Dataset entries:

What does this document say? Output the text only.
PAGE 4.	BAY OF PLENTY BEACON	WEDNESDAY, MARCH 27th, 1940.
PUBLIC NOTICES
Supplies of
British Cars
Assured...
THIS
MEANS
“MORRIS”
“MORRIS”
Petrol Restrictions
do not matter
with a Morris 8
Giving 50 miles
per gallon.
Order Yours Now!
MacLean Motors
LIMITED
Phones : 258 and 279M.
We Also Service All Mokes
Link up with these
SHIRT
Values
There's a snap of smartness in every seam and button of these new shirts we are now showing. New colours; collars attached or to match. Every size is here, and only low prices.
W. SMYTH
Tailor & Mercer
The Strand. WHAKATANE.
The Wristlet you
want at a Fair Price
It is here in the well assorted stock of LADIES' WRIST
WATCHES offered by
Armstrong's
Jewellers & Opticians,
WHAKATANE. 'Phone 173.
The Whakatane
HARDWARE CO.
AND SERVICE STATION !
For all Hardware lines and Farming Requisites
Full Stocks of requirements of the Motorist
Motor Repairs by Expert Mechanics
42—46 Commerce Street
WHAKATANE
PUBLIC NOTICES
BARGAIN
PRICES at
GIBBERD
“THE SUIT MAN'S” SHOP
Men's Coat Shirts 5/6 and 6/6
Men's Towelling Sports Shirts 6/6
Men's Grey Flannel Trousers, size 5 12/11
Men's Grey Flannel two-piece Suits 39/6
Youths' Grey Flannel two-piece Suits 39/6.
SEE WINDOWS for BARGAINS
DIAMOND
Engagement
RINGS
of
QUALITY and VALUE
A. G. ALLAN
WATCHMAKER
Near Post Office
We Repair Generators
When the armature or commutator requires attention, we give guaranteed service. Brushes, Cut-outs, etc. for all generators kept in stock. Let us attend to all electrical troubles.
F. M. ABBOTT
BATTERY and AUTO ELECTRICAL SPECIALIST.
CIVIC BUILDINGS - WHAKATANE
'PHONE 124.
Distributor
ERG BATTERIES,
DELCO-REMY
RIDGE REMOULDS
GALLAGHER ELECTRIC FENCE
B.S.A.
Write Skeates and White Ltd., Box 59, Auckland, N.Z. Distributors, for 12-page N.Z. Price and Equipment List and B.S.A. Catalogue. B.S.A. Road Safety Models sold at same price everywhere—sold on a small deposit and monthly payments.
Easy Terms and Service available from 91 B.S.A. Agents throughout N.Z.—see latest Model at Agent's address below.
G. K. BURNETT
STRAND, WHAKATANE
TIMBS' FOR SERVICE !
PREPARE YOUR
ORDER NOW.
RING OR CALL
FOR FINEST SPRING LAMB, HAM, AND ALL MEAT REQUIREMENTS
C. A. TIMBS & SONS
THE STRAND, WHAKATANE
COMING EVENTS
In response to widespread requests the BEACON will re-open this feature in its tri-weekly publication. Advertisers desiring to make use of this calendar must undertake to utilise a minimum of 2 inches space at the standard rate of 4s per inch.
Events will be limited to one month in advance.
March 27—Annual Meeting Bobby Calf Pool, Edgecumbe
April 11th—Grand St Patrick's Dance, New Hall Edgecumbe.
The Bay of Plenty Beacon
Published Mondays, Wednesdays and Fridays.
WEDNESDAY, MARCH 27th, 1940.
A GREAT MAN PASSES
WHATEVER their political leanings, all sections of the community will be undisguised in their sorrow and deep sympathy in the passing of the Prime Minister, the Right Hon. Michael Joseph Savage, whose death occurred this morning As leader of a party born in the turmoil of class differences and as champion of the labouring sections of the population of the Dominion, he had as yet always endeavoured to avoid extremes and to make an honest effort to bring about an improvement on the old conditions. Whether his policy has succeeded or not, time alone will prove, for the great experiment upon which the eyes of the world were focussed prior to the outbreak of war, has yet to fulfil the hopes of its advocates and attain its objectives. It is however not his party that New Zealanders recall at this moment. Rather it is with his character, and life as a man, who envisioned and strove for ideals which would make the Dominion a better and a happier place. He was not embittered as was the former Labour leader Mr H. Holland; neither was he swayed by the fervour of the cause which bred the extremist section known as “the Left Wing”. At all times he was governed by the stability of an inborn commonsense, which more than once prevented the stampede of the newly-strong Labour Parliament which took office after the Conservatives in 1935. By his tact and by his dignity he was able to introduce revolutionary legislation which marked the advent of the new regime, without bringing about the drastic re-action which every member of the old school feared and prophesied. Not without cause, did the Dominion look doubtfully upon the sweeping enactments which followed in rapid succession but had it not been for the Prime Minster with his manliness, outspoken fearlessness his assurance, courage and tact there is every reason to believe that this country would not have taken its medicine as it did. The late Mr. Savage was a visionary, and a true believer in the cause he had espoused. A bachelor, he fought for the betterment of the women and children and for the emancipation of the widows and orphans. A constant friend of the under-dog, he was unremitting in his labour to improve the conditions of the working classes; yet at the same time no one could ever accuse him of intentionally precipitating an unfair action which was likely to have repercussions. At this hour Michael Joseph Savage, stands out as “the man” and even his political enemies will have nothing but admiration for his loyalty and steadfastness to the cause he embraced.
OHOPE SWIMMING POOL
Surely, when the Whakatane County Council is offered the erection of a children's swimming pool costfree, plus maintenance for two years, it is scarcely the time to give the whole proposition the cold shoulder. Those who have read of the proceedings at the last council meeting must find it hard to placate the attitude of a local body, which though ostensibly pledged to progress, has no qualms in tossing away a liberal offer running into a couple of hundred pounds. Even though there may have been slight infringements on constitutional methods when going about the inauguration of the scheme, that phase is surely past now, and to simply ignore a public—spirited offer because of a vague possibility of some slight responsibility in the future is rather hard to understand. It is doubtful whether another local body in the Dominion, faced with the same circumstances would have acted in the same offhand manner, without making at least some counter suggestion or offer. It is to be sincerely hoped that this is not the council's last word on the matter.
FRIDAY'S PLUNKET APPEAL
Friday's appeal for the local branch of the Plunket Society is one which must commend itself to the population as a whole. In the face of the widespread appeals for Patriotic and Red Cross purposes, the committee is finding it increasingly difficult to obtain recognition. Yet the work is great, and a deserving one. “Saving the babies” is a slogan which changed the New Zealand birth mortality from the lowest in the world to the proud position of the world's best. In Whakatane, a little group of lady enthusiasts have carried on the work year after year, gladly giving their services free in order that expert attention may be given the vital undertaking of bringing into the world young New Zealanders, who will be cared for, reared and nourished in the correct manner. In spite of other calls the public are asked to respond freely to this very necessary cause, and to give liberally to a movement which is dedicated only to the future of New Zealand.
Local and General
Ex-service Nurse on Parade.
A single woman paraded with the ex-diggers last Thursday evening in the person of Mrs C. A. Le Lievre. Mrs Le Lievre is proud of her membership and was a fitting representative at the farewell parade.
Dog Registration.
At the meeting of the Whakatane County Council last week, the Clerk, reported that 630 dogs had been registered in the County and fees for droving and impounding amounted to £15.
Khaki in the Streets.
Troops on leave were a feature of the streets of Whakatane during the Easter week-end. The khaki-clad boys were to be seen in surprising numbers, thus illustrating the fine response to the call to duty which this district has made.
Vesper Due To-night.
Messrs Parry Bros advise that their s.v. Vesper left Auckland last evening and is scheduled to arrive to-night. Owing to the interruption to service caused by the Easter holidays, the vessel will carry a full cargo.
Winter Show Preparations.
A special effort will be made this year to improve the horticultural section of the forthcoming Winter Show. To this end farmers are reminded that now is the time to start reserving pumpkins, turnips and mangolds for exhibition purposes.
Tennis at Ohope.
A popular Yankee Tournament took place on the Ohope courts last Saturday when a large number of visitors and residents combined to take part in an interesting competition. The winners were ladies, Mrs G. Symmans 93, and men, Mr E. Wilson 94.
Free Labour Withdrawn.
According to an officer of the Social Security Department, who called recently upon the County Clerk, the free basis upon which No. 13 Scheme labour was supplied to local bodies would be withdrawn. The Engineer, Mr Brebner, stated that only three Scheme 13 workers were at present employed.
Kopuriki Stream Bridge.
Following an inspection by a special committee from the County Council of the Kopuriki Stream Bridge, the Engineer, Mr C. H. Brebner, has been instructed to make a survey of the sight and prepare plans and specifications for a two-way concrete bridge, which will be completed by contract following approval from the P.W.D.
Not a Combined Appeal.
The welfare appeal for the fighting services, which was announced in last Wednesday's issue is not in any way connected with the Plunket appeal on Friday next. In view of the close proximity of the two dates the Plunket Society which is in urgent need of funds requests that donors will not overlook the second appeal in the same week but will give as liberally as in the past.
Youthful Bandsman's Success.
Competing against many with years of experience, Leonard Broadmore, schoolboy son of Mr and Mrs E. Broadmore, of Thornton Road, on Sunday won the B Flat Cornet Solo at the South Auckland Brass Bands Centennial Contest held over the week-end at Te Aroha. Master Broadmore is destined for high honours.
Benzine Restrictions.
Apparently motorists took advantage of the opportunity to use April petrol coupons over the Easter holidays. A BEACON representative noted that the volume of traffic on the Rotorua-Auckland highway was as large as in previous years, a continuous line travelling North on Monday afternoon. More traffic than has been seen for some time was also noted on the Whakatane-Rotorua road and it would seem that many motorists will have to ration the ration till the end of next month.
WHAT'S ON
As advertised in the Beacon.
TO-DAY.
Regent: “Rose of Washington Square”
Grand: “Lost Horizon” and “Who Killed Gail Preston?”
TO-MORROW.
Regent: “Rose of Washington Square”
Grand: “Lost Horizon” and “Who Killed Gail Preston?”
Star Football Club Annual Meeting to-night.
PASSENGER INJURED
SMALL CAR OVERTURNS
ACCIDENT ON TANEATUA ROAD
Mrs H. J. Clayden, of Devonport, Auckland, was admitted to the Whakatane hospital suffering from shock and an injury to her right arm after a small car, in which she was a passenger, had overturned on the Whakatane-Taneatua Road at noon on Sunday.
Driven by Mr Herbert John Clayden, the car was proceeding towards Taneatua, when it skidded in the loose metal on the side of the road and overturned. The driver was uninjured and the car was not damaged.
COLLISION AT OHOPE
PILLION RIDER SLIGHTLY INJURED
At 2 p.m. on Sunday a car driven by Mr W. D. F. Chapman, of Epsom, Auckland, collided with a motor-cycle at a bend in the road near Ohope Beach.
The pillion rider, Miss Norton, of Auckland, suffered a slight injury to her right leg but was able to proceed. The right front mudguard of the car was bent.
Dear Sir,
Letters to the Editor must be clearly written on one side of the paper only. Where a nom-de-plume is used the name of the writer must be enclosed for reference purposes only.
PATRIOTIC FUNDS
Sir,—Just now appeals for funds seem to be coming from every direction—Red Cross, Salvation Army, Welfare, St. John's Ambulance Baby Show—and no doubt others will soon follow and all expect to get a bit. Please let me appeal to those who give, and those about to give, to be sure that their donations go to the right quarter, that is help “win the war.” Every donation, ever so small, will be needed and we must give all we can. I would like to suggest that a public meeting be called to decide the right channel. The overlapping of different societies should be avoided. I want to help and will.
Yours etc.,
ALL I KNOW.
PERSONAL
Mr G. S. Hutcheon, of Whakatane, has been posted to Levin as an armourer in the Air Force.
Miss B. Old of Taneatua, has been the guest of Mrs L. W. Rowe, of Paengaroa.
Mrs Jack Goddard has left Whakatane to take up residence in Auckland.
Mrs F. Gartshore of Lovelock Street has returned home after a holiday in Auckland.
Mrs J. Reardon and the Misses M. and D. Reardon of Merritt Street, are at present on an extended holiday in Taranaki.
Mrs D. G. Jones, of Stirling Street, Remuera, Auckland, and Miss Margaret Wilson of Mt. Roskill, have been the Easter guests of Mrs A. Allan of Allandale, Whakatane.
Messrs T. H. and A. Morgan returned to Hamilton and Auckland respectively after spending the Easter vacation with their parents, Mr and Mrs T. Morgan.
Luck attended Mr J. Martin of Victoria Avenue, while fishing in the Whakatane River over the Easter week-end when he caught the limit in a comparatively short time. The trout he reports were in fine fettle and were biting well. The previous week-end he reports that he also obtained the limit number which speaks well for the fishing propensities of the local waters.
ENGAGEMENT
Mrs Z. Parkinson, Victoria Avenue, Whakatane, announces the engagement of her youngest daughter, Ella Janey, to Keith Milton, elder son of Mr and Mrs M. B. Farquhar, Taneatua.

SHORT EXERCISE: Choose all lines containing the string "Stream" and copy them out.

WRITTEN ANSWER:
Kopuriki Stream Bridge.
Following an inspection by a special committee from the County Council of the Kopuriki Stream Bridge, the Engineer, Mr C. H. Brebner, has been instructed to make a survey of the sight and prepare plans and specifications for a two-way concrete bridge, which will be completed by contract following approval from the P.W.D.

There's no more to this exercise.